Goal >>
Provide only the number of lines in the data below that contain the string "filename".
■ ■ ■ ■ ■
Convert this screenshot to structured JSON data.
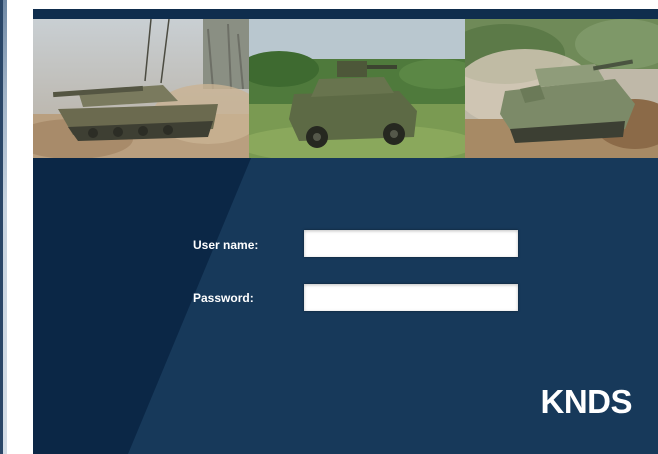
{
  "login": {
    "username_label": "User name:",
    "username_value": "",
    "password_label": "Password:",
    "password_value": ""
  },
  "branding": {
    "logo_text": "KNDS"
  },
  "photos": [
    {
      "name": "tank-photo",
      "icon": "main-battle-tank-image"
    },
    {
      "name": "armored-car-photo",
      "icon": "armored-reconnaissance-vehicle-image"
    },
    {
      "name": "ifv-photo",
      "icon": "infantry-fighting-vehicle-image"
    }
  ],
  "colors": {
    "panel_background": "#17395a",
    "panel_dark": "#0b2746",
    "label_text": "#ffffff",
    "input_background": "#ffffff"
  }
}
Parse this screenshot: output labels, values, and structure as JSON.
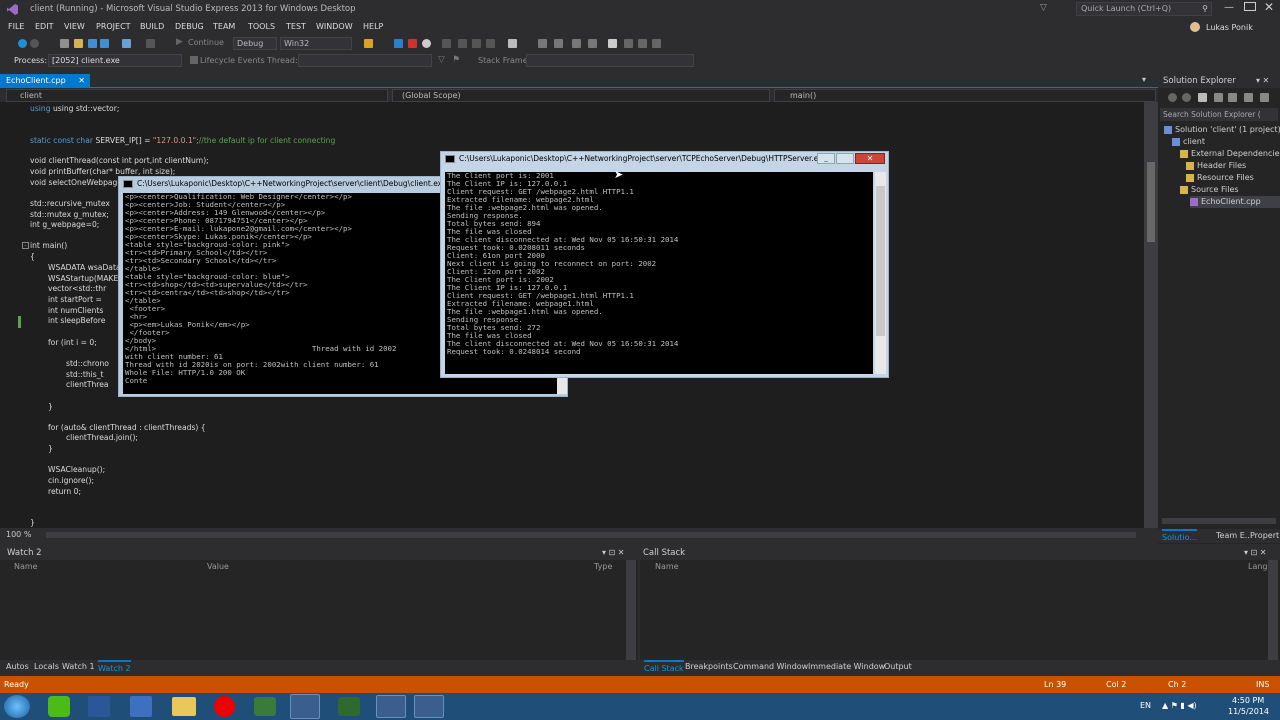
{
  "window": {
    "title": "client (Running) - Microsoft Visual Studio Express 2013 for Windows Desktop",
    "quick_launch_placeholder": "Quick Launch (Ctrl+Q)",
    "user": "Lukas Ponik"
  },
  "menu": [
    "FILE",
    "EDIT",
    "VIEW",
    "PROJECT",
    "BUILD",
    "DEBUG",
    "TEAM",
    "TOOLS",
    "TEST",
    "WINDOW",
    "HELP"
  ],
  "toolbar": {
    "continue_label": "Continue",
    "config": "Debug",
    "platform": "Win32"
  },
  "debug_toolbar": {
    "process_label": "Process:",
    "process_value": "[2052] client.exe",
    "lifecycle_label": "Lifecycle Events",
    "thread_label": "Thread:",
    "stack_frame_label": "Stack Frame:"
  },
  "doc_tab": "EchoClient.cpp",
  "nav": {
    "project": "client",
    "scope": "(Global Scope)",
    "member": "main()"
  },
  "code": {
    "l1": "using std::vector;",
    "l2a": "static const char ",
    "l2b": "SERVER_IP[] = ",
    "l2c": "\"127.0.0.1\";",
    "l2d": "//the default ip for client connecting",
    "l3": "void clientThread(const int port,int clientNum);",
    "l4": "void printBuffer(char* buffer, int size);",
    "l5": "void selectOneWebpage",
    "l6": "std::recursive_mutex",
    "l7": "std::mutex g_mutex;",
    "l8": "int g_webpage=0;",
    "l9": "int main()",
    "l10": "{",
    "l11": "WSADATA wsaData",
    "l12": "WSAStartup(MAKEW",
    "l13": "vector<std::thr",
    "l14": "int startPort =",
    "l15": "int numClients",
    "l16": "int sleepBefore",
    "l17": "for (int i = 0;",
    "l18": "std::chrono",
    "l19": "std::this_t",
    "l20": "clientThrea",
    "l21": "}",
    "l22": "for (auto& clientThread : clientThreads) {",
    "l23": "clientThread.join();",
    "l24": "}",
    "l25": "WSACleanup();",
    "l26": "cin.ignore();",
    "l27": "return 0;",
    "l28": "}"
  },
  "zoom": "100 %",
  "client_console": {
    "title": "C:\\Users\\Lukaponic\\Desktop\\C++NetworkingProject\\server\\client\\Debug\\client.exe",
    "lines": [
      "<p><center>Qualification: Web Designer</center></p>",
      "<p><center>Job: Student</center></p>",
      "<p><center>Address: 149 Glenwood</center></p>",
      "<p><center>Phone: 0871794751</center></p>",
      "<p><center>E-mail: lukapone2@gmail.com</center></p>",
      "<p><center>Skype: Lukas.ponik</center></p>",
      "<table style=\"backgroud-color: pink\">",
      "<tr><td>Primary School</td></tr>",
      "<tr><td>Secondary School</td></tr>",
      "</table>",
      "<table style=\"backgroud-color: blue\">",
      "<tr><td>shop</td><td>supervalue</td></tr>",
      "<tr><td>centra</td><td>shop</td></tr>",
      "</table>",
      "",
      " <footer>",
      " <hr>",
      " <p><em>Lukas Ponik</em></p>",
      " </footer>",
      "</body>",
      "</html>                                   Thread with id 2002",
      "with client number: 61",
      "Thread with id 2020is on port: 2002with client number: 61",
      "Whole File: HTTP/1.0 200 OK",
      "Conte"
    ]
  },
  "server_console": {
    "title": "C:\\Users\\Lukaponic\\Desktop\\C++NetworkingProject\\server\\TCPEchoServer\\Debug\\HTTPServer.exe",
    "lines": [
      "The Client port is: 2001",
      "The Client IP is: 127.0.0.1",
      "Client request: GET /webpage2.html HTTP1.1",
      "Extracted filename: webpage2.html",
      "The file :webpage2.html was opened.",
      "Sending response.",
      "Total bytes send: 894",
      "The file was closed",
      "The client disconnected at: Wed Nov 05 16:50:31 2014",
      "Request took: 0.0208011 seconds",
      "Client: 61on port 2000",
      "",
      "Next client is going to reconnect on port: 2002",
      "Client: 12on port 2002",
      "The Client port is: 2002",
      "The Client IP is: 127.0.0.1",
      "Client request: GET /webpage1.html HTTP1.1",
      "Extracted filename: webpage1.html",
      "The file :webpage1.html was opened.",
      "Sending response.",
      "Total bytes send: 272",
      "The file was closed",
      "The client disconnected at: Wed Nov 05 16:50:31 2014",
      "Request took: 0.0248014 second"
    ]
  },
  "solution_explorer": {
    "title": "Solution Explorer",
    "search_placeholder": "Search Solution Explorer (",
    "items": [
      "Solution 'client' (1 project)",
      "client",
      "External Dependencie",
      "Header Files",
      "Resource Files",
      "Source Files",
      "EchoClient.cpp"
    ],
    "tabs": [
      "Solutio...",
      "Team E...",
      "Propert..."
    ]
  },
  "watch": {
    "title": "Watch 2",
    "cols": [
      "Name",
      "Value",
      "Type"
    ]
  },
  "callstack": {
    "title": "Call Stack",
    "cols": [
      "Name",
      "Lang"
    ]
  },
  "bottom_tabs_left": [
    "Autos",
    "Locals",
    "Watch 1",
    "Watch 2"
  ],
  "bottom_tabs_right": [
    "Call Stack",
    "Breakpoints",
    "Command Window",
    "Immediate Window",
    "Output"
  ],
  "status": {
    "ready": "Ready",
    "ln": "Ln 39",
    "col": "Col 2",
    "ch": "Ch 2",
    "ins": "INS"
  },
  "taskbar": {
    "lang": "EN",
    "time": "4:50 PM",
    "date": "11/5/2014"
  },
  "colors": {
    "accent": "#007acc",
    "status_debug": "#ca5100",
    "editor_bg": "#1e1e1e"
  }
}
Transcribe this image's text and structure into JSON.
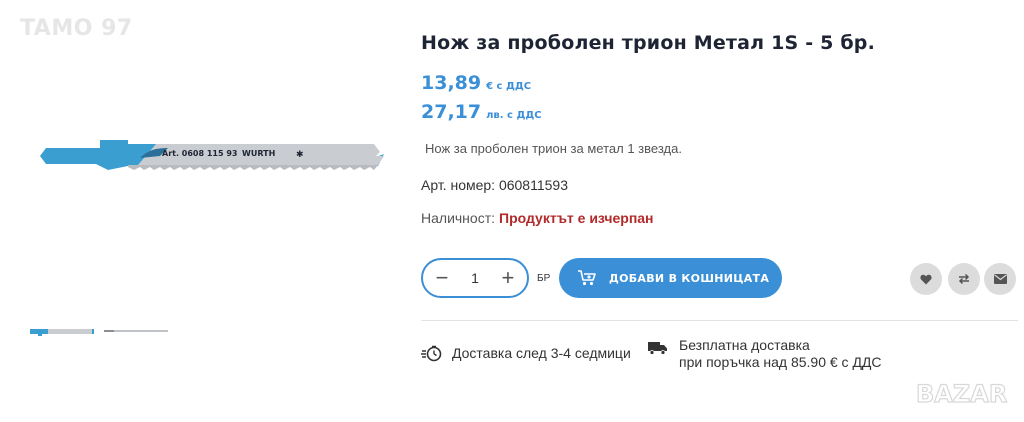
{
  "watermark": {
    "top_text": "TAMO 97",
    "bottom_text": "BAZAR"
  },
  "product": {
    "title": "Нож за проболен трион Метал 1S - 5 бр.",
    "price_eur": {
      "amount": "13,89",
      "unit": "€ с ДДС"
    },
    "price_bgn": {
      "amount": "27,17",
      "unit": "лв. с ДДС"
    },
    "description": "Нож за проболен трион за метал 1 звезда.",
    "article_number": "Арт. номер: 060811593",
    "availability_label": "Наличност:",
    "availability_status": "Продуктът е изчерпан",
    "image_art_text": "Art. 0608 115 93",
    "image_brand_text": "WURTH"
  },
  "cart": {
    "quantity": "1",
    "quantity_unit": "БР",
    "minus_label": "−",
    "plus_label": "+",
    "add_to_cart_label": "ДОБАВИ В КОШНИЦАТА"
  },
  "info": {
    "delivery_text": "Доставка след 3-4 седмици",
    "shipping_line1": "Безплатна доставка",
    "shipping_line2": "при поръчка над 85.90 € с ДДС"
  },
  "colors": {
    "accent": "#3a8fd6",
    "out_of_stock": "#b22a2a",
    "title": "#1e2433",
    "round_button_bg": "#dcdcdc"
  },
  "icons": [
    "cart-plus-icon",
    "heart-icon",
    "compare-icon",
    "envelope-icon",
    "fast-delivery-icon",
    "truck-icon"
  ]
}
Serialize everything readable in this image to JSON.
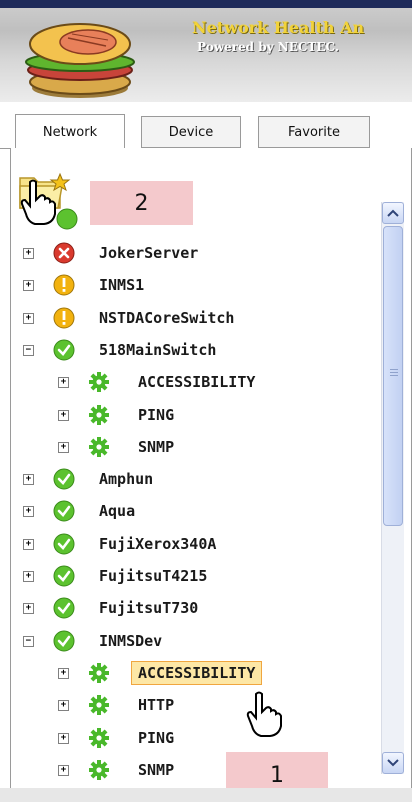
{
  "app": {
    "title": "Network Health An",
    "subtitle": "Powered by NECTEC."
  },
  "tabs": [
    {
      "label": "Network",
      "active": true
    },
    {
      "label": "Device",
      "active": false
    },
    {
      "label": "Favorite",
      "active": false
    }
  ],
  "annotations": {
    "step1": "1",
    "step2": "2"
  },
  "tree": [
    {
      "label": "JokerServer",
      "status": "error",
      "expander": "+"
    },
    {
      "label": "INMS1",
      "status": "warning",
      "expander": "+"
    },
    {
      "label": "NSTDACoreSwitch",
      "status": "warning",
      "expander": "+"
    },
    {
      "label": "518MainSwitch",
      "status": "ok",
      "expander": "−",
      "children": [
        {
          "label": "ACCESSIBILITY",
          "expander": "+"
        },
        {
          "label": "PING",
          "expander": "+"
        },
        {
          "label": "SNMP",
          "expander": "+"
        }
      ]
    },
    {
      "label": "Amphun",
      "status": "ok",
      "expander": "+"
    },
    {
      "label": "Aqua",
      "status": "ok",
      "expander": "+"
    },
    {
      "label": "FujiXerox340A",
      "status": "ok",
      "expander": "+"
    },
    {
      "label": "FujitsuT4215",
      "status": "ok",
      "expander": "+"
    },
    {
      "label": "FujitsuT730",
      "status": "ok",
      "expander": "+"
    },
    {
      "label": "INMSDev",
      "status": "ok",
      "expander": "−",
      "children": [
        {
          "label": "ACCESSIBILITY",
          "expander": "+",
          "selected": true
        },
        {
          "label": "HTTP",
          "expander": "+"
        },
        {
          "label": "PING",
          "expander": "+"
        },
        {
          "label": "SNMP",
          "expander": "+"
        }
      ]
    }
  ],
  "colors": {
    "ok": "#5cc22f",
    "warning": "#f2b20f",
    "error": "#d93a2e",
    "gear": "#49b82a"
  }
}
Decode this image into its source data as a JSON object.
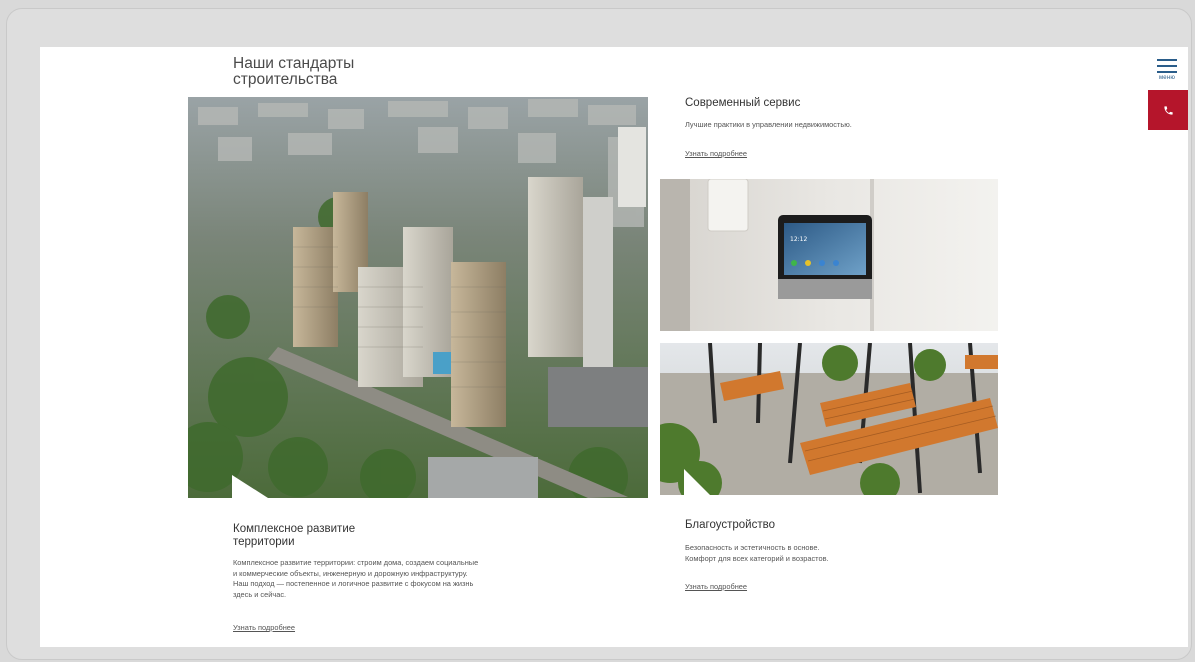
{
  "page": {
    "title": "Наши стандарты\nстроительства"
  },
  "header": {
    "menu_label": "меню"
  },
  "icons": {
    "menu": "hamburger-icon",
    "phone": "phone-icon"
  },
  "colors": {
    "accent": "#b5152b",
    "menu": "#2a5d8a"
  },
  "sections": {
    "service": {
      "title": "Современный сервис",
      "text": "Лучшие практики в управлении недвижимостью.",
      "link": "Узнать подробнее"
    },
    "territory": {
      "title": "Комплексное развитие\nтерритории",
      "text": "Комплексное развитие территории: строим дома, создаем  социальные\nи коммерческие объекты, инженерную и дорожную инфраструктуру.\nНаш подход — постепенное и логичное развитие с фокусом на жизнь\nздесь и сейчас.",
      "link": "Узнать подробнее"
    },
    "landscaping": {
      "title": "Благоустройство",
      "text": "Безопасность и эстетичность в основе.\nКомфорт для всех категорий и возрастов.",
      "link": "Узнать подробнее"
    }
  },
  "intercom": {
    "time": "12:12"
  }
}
■ ■ ■ ■ ■
The response >>
2